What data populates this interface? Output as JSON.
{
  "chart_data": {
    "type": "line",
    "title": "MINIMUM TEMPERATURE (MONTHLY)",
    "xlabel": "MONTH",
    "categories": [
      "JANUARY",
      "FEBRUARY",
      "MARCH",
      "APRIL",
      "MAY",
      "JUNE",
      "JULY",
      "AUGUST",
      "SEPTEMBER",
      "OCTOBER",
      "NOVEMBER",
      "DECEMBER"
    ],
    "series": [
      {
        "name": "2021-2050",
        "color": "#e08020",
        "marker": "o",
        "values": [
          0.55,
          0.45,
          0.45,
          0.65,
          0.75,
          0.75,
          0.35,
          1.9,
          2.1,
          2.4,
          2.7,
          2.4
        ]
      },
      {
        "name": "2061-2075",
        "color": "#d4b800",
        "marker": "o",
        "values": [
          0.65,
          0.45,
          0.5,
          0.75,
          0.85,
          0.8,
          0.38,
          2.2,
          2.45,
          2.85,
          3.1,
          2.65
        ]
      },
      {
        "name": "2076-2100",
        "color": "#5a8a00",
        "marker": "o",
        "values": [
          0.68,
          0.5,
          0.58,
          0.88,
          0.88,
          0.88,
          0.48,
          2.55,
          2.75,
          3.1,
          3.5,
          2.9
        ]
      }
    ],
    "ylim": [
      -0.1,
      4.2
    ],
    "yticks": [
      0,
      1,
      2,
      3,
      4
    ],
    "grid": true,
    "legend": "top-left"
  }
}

WHAT YOU WILL DO
Transcribe all entries exactly as they are given.

FULL OUTPUT
What data populates this interface? Output as JSON.
{
  "chart_data": {
    "type": "line",
    "title": "MINIMUM TEMPERATURE (MONTHLY)",
    "xlabel": "MONTH",
    "categories": [
      "JANUARY",
      "FEBRUARY",
      "MARCH",
      "APRIL",
      "MAY",
      "JUNE",
      "JULY",
      "AUGUST",
      "SEPTEMBER",
      "OCTOBER",
      "NOVEMBER",
      "DECEMBER"
    ],
    "series": [
      {
        "name": "2021-2050",
        "color": "#e08020",
        "marker": "o",
        "values": [
          0.55,
          0.45,
          0.45,
          0.65,
          0.75,
          0.75,
          0.35,
          1.9,
          2.1,
          2.4,
          2.7,
          2.4
        ]
      },
      {
        "name": "2061-2075",
        "color": "#d4b800",
        "marker": "o",
        "values": [
          0.65,
          0.45,
          0.5,
          0.75,
          0.85,
          0.8,
          0.38,
          2.2,
          2.45,
          2.85,
          3.1,
          2.65
        ]
      },
      {
        "name": "2076-2100",
        "color": "#5a8a00",
        "marker": "o",
        "values": [
          0.68,
          0.5,
          0.58,
          0.88,
          0.88,
          0.88,
          0.48,
          2.55,
          2.75,
          3.1,
          3.5,
          2.9
        ]
      }
    ],
    "ylim": [
      -0.1,
      4.2
    ],
    "yticks": [
      0,
      1,
      2,
      3,
      4
    ],
    "grid": true,
    "legend": "top-left"
  }
}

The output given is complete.